◆ The exercise ◆
Of the lines below, count those containing the word "广东以旧换新". Reply with the number alone.

◆ Dataset entries ◆
○ ○ ○ ○ ○ ○ ○
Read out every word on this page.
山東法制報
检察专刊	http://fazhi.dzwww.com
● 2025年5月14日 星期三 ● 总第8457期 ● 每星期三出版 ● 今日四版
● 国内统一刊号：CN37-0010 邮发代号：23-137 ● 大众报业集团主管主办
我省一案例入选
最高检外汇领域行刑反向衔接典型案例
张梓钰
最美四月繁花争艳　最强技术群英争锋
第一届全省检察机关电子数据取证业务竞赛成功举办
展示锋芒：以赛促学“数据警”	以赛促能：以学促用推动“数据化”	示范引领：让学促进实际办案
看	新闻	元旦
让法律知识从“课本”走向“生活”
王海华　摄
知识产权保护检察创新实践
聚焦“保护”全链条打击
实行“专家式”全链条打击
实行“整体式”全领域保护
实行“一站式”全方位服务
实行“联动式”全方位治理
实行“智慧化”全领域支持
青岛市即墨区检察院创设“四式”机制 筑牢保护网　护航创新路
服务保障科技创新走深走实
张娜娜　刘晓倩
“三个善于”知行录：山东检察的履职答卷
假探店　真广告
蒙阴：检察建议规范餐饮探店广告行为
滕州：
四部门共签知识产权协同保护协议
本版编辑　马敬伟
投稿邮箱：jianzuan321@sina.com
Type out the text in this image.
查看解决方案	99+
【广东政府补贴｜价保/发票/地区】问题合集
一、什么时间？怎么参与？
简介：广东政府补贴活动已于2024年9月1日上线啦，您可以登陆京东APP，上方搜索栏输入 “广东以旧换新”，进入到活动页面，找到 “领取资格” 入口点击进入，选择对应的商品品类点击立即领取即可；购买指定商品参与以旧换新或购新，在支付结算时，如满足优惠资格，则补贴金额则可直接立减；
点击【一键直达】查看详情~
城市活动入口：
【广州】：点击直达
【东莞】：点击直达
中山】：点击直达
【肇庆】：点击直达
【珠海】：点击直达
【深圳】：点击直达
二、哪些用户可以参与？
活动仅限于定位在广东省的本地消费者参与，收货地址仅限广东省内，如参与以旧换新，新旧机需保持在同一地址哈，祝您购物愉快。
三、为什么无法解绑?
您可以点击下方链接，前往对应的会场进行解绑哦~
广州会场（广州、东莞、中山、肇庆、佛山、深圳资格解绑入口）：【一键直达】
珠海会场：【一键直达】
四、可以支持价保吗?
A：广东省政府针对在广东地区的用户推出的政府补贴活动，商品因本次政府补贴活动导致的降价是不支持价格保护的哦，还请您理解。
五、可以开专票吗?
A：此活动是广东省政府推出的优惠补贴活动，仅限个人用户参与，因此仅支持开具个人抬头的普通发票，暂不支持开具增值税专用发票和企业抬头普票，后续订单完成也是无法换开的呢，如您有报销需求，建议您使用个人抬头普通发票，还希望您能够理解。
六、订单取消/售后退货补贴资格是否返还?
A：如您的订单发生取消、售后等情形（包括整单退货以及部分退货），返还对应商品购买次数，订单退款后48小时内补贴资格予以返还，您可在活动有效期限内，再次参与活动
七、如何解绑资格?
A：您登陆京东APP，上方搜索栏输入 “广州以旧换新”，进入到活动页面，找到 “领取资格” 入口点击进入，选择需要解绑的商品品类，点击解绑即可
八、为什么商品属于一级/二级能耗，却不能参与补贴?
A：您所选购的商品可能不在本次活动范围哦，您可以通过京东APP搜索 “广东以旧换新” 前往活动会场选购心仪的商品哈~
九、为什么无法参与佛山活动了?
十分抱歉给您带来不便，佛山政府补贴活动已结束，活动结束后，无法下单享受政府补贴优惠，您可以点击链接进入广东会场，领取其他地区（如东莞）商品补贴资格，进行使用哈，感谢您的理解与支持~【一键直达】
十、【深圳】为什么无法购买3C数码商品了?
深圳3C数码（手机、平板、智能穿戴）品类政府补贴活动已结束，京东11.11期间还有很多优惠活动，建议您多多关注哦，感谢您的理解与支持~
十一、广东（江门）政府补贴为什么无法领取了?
○ ○ ○ ○ ○ ○ ○
◆ Answer below ◆
2